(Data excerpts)
------

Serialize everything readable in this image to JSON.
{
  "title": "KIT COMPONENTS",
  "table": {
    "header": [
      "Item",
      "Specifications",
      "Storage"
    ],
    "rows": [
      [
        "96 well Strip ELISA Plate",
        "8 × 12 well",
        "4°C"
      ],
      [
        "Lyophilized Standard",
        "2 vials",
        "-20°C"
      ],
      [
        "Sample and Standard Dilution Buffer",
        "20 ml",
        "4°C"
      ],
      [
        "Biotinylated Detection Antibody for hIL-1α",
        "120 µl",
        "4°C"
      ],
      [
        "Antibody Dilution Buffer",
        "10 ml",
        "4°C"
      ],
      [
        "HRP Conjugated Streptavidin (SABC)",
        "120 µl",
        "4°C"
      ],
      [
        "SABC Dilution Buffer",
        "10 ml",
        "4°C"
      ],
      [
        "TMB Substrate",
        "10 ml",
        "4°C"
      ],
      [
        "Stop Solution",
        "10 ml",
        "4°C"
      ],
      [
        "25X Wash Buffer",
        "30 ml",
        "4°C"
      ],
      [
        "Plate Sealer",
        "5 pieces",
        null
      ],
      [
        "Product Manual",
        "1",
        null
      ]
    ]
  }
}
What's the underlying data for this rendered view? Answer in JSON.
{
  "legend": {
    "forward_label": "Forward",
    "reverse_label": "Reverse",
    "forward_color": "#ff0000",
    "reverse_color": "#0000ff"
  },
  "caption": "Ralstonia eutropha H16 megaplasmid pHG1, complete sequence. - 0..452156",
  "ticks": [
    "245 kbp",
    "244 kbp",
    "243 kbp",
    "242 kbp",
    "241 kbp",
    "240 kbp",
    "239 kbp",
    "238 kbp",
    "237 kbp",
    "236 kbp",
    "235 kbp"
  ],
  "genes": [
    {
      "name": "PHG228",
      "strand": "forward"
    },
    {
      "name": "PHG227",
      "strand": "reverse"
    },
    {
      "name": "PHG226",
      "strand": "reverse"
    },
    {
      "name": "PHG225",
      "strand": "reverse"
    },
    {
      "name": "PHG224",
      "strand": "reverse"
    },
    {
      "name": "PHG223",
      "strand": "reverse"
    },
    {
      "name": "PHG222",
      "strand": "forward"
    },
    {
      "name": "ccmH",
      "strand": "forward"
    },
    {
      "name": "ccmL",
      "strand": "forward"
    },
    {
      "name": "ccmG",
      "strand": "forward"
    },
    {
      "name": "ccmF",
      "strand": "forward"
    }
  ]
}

------

=== WORK TO BE COMPLETED ===
Where a line in the records above contains the string "this", copy that line.

=== WORKED SOLUTION ===
Serialize everything readable in this image to JSON.
What's the underlying data for this rendered view? Answer in JSON.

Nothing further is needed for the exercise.